▸ **DIRECTION**: Determine how many lines in the entries below include "Output". The reply should be that number and nothing else.

▸ **EXERCISE MATERIAL**:
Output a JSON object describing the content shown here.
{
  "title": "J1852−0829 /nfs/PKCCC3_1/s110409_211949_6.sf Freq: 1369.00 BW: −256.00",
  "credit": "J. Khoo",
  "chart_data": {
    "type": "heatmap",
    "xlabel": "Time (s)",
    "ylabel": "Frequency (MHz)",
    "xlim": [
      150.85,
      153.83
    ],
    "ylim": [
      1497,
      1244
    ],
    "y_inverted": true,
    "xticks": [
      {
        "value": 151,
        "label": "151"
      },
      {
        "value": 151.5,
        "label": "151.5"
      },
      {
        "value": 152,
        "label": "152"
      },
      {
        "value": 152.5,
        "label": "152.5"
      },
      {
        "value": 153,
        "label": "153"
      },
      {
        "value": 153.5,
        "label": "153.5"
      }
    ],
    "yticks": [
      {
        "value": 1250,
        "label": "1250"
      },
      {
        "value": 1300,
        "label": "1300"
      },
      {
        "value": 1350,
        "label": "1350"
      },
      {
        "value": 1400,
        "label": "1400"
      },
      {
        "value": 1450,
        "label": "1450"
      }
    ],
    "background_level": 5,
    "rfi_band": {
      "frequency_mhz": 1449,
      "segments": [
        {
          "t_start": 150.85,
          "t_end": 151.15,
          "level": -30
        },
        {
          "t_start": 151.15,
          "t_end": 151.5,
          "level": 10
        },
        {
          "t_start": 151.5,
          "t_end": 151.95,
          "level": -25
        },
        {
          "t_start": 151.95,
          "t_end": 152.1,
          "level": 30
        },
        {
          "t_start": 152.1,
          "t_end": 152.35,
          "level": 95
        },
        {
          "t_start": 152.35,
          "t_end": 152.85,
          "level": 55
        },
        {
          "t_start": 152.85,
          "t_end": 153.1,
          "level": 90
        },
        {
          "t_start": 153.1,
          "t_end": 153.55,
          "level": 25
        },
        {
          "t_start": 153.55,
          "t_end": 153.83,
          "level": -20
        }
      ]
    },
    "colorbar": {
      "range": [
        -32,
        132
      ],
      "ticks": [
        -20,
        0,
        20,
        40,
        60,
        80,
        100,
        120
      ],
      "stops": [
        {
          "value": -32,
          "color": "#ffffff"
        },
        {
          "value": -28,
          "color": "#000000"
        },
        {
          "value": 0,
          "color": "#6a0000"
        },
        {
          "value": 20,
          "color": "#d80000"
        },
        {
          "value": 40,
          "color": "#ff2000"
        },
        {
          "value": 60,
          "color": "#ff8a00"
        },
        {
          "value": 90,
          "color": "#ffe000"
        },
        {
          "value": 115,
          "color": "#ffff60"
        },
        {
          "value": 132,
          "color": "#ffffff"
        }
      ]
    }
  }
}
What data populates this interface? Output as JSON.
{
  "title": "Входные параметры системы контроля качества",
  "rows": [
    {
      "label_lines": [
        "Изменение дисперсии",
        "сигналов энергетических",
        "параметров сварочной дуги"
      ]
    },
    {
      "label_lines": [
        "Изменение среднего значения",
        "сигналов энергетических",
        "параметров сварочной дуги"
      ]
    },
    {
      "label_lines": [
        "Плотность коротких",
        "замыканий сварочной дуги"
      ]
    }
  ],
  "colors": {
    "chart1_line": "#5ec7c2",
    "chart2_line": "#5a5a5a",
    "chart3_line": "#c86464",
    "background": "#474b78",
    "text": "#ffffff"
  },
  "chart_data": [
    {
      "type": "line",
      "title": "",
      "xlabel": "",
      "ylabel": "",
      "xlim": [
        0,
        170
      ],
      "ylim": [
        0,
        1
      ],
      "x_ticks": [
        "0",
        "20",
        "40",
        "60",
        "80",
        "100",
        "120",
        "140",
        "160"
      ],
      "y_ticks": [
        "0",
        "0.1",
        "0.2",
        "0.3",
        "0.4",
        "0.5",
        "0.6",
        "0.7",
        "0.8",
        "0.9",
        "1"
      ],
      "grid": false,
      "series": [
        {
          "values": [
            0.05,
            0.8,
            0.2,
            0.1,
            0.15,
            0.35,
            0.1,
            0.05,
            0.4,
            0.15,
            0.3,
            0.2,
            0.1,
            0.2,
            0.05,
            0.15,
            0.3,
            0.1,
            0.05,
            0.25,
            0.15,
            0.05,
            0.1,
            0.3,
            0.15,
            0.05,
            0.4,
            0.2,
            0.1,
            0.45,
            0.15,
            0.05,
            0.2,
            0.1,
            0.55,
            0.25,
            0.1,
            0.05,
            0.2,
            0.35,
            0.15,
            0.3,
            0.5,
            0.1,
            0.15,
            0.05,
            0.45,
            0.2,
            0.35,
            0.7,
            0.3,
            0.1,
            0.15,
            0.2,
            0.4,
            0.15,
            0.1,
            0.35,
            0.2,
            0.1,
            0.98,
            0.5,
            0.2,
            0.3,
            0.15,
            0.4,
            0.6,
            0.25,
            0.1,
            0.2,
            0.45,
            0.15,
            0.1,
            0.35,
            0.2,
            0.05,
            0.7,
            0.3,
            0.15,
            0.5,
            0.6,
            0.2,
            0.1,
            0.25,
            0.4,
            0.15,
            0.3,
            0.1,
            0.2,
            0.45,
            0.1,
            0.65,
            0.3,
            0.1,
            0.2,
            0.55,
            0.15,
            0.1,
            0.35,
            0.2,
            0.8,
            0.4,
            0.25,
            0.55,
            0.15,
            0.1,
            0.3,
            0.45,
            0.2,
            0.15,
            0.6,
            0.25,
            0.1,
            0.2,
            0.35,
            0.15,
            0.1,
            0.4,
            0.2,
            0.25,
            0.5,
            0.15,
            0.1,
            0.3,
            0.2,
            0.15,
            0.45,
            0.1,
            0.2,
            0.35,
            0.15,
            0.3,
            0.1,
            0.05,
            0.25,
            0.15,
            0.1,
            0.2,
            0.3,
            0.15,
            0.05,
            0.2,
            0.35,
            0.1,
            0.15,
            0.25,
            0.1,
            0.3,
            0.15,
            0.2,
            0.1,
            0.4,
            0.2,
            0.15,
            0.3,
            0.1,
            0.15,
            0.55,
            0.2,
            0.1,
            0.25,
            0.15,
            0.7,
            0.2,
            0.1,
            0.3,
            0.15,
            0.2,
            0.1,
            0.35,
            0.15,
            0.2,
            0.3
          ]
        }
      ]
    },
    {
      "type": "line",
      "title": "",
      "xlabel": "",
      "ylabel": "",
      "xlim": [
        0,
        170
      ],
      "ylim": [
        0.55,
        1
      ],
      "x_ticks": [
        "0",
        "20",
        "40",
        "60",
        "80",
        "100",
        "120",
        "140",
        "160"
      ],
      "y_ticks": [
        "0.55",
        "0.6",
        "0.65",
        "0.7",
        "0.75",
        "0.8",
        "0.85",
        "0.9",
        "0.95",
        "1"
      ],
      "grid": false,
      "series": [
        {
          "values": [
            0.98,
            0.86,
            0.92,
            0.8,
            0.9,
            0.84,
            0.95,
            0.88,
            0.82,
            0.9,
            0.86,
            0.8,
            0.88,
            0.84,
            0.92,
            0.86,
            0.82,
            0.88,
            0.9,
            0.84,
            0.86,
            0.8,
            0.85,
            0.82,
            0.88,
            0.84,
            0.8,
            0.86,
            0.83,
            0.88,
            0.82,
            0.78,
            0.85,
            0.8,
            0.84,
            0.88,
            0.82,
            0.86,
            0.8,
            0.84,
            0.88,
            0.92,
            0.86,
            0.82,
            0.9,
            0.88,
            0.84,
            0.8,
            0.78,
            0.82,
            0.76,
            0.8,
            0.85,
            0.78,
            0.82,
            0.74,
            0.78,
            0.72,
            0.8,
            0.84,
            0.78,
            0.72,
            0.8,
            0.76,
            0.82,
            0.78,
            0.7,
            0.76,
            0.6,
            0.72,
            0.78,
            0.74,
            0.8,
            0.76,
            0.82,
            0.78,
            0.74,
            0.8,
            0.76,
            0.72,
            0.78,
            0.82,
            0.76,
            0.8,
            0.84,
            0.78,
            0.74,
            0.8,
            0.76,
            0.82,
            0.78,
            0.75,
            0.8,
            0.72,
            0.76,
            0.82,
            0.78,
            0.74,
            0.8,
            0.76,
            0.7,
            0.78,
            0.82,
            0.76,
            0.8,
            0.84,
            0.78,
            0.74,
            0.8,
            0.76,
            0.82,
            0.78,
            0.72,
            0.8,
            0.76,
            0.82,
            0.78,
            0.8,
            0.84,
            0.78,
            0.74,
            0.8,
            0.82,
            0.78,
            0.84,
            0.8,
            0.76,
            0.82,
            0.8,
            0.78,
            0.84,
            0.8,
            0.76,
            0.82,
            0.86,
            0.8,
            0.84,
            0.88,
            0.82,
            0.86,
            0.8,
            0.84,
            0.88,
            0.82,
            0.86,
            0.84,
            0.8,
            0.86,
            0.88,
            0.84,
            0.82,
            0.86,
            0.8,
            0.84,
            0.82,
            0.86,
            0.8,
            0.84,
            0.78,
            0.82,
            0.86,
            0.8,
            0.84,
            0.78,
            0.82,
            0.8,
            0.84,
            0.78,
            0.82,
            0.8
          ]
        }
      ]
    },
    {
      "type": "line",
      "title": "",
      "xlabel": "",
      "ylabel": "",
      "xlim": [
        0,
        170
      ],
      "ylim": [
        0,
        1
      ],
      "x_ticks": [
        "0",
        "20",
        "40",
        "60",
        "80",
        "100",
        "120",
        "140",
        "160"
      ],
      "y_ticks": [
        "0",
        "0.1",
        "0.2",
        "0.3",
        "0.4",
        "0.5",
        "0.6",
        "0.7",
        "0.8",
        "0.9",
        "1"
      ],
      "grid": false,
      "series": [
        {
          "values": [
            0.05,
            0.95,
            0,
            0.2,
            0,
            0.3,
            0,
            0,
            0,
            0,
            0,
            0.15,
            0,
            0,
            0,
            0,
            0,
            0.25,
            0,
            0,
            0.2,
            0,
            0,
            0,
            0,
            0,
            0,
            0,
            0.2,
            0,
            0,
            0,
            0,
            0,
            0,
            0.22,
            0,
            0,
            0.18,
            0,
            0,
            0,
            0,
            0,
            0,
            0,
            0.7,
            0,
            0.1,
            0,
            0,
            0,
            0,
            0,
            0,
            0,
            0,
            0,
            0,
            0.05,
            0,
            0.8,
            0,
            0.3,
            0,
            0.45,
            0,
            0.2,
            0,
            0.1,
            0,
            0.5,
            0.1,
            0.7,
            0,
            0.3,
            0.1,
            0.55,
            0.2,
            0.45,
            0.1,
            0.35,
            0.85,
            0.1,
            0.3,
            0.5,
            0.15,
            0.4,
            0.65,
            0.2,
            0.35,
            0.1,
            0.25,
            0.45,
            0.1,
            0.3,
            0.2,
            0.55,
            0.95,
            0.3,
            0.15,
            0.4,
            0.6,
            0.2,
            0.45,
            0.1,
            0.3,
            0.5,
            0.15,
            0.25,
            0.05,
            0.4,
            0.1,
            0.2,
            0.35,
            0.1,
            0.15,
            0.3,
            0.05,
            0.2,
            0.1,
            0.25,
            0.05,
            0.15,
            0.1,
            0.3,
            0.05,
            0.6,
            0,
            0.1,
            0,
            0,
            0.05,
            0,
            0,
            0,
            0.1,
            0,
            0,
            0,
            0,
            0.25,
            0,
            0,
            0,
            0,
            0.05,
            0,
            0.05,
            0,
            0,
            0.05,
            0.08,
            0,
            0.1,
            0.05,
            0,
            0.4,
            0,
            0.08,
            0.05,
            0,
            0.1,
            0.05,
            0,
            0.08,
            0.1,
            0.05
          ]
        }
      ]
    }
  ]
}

▸ **PROBLEM SOLUTION**: 2